■ TO BE DONE: Your task is to filter the data below down to the lines holding "what".

■ EXCERPTED DATA:
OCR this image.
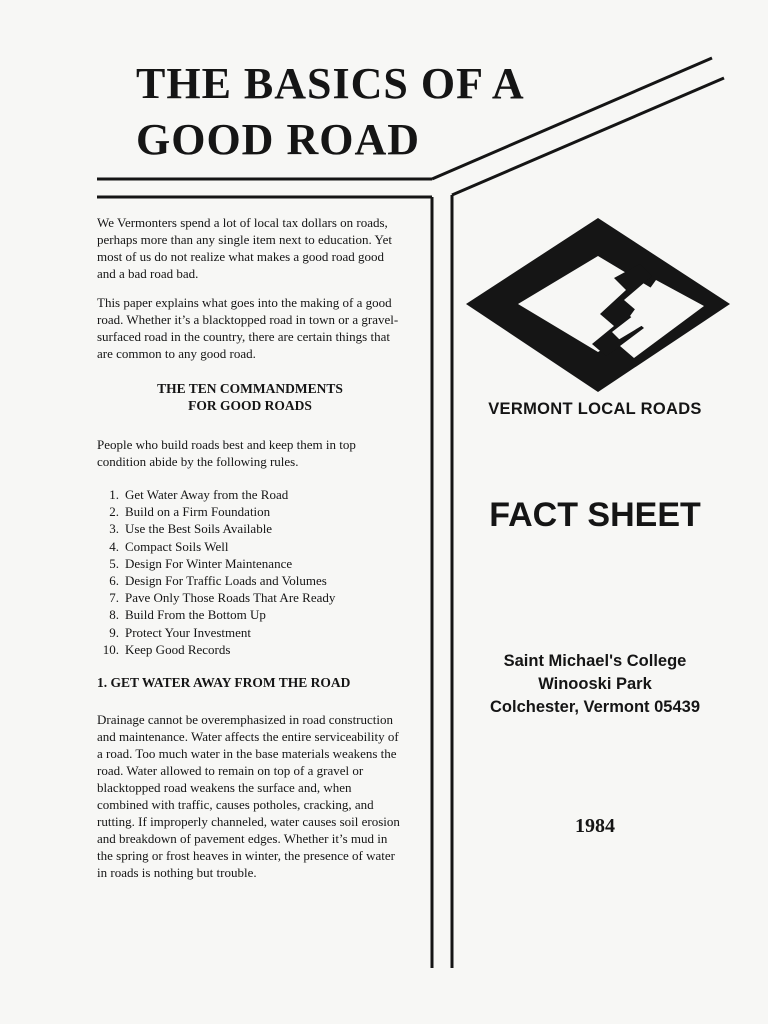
THE BASICS OF A
GOOD ROAD

We Vermonters spend a lot of local tax dollars on roads, perhaps more than any single item next to education. Yet most of us do not realize what makes a good road good and a bad road bad.

This paper explains what goes into the making of a good road. Whether it’s a blacktopped road in town or a gravel-surfaced road in the country, there are certain things that are common to any good road.

THE TEN COMMANDMENTS
FOR GOOD ROADS

People who build roads best and keep them in top condition abide by the following rules.

1. Get Water Away from the Road
2. Build on a Firm Foundation
3. Use the Best Soils Available
4. Compact Soils Well
5. Design For Winter Maintenance
6. Design For Traffic Loads and Volumes
7. Pave Only Those Roads That Are Ready
8. Build From the Bottom Up
9. Protect Your Investment
10. Keep Good Records
1. GET WATER AWAY FROM THE ROAD

Drainage cannot be overemphasized in road construction and maintenance. Water affects the entire serviceability of a road. Too much water in the base materials weakens the road. Water allowed to remain on top of a gravel or blacktopped road weakens the surface and, when combined with traffic, causes potholes, cracking, and rutting. If improperly channeled, water causes soil erosion and breakdown of pavement edges. Whether it’s mud in the spring or frost heaves in winter, the presence of water in roads is nothing but trouble.

VERMONT LOCAL ROADS
FACT SHEET
Saint Michael's College
Winooski Park
Colchester, Vermont 05439
1984
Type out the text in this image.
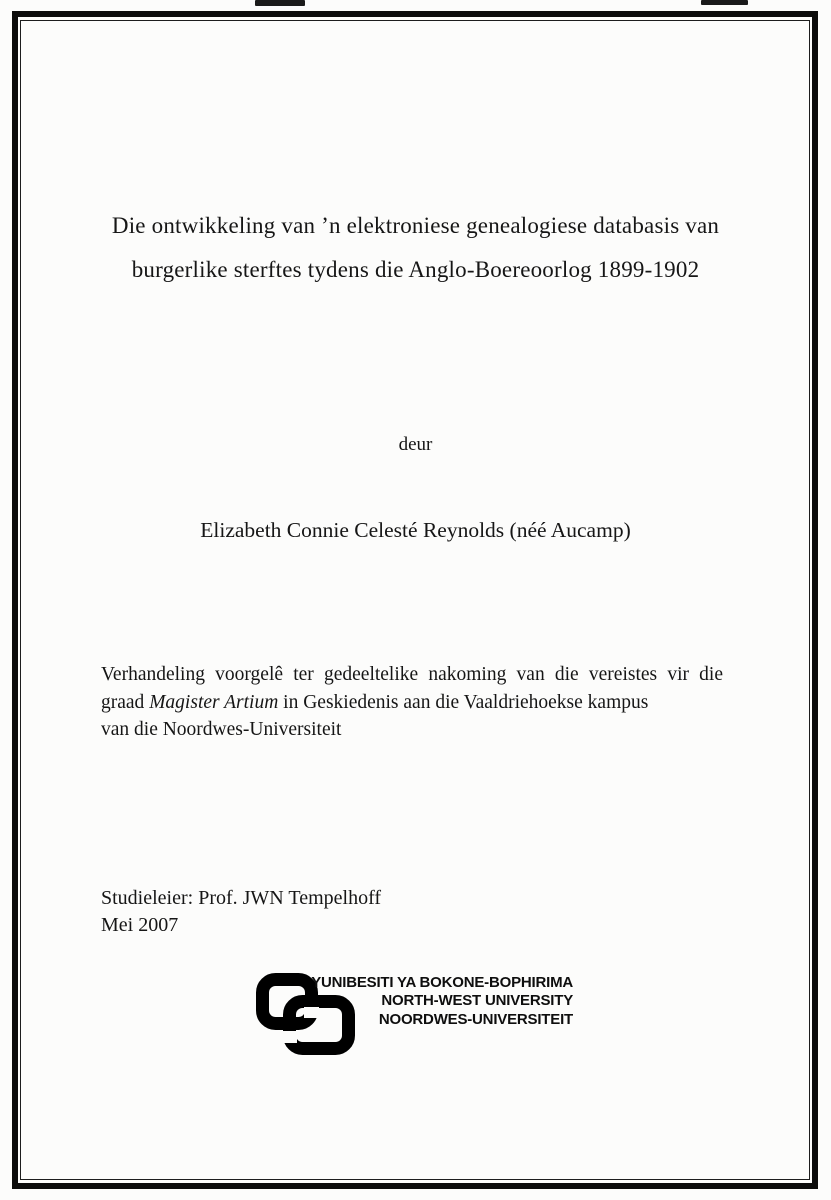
Die ontwikkeling van ’n elektroniese genealogiese databasis van
burgerlike sterftes tydens die Anglo-Boereoorlog 1899-1902
deur
Elizabeth Connie Celesté Reynolds (néé Aucamp)
Verhandeling voorgelê ter gedeeltelike nakoming van die vereistes vir die
graad Magister Artium in Geskiedenis aan die Vaaldriehoekse kampus
van die Noordwes-Universiteit
Studieleier: Prof. JWN Tempelhoff
Mei 2007
YUNIBESITI YA BOKONE-BOPHIRIMA
NORTH-WEST UNIVERSITY
NOORDWES-UNIVERSITEIT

■ SOLUTION FOR THIS TASK:
We Vermonters spend a lot of local tax dollars on roads, perhaps more than any single item next to education. Yet most of us do not realize what makes a good road good and a bad road bad.
This paper explains what goes into the making of a good road. Whether it’s a blacktopped road in town or a gravel-surfaced road in the country, there are certain things that are common to any good road.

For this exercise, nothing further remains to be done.